### Dataset
▬▬▬▬▬▬
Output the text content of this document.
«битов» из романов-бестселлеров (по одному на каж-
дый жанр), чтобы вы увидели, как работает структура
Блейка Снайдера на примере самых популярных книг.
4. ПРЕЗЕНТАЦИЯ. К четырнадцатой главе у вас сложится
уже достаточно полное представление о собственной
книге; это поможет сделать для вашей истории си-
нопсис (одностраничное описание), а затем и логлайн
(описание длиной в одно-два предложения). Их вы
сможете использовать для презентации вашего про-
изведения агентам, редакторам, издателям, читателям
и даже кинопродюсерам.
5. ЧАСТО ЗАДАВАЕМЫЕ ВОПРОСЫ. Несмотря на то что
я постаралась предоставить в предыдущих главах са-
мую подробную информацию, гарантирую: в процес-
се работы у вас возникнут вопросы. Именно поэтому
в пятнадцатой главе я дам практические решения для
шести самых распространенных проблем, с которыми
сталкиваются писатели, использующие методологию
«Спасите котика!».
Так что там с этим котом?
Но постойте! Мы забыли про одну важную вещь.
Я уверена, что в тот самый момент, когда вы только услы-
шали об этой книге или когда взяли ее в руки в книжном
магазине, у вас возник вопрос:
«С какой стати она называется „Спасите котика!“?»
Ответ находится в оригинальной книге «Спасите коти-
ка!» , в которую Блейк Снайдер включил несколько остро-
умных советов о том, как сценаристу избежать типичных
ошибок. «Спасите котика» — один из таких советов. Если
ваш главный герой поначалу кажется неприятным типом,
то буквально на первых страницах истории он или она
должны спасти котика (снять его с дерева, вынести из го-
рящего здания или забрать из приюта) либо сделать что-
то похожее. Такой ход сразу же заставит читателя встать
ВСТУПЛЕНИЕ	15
▬▬▬▬▬▬
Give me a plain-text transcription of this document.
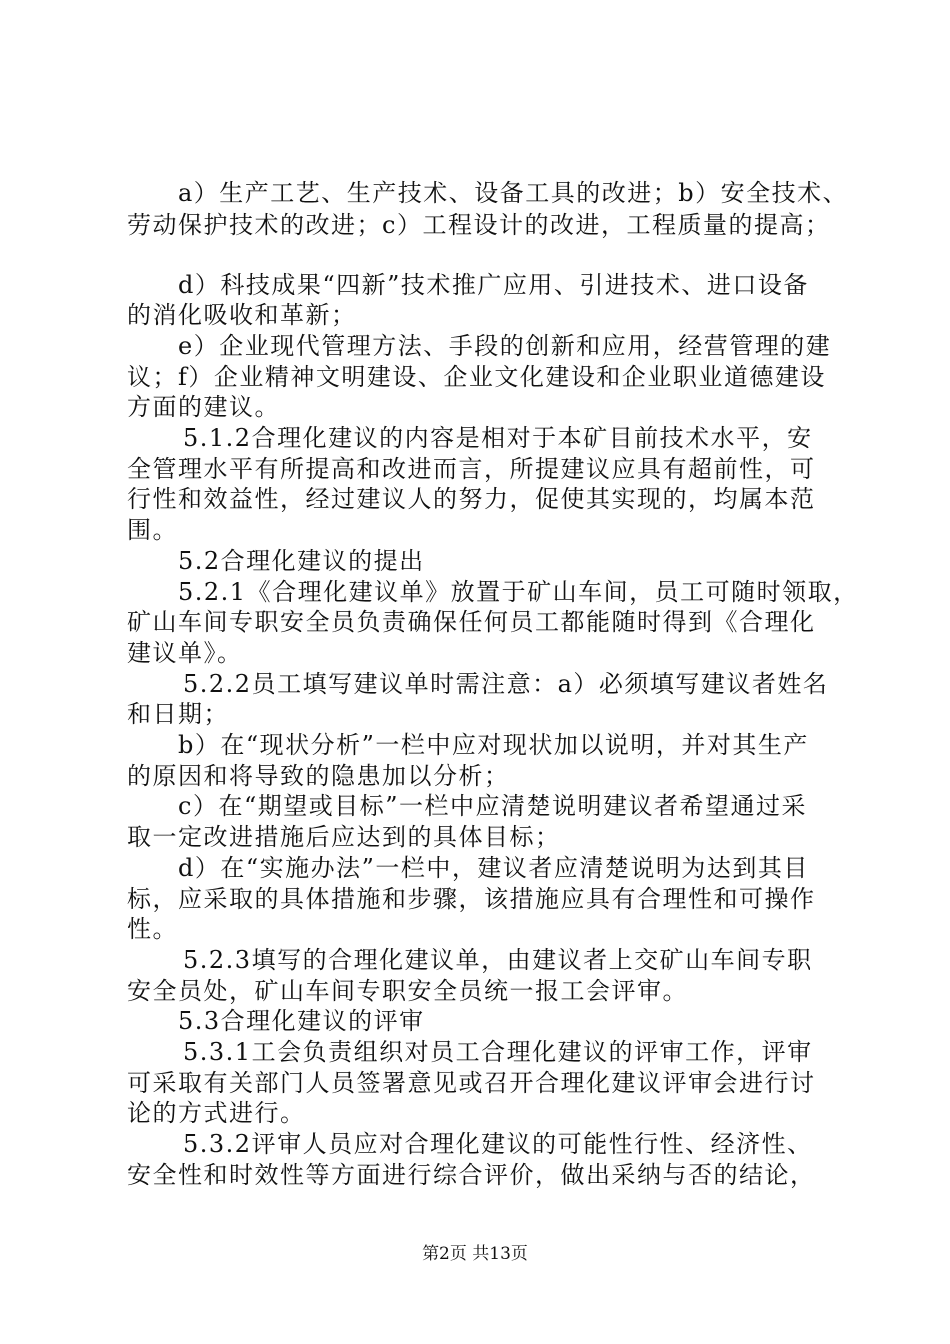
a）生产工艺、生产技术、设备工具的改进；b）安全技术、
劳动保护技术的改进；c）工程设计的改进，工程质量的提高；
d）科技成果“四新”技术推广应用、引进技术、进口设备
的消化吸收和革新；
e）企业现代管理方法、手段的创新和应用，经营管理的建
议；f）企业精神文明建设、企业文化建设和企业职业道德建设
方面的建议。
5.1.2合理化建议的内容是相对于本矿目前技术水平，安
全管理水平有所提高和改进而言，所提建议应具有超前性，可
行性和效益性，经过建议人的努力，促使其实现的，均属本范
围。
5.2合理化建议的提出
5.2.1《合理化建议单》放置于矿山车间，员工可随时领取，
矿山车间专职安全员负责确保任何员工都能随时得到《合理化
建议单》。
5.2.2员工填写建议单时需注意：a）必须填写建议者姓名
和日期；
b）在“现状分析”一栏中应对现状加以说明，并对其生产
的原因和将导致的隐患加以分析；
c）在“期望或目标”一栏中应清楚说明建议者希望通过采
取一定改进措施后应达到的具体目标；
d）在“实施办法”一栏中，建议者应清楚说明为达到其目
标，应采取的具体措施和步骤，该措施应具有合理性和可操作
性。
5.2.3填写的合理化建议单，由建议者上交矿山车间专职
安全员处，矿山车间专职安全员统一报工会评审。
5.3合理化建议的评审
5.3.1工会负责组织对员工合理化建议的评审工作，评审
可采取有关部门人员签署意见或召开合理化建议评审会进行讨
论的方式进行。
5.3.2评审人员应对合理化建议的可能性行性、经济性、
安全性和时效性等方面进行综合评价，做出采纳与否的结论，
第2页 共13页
▬▬▬▬▬▬
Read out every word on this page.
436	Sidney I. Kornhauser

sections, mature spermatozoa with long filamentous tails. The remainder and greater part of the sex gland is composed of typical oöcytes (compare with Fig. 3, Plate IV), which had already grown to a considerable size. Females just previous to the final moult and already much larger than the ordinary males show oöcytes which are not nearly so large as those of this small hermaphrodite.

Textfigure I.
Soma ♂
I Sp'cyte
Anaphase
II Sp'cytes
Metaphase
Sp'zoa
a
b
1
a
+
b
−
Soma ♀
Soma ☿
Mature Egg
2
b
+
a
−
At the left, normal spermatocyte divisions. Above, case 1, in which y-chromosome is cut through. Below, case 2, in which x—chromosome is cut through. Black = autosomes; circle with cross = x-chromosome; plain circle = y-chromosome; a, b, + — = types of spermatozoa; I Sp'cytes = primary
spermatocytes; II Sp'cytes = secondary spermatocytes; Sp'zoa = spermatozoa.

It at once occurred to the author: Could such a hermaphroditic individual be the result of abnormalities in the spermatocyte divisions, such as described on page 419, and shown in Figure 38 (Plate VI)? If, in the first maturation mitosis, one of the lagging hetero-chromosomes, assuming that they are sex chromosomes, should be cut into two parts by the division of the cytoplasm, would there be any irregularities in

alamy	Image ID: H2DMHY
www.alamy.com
▬▬▬▬▬▬
### Problem to work on
Check each line above for the word "with", and copy the lines where it appears.

### Solution to the exercise
sections, mature spermatozoa with long filamentous tails. The remainder and greater part of the sex gland is composed of typical oöcytes (compare with Fig. 3, Plate IV), which had already grown to a considerable size. Females just previous to the final moult and already much larger than the ordinary males show oöcytes which are not nearly so large as those of this small hermaphrodite.
At the left, normal spermatocyte divisions. Above, case 1, in which y-chromosome is cut through. Below, case 2, in which x—chromosome is cut through. Black = autosomes; circle with cross = x-chromosome; plain circle = y-chromosome; a, b, + — = types of spermatozoa; I Sp'cytes = primary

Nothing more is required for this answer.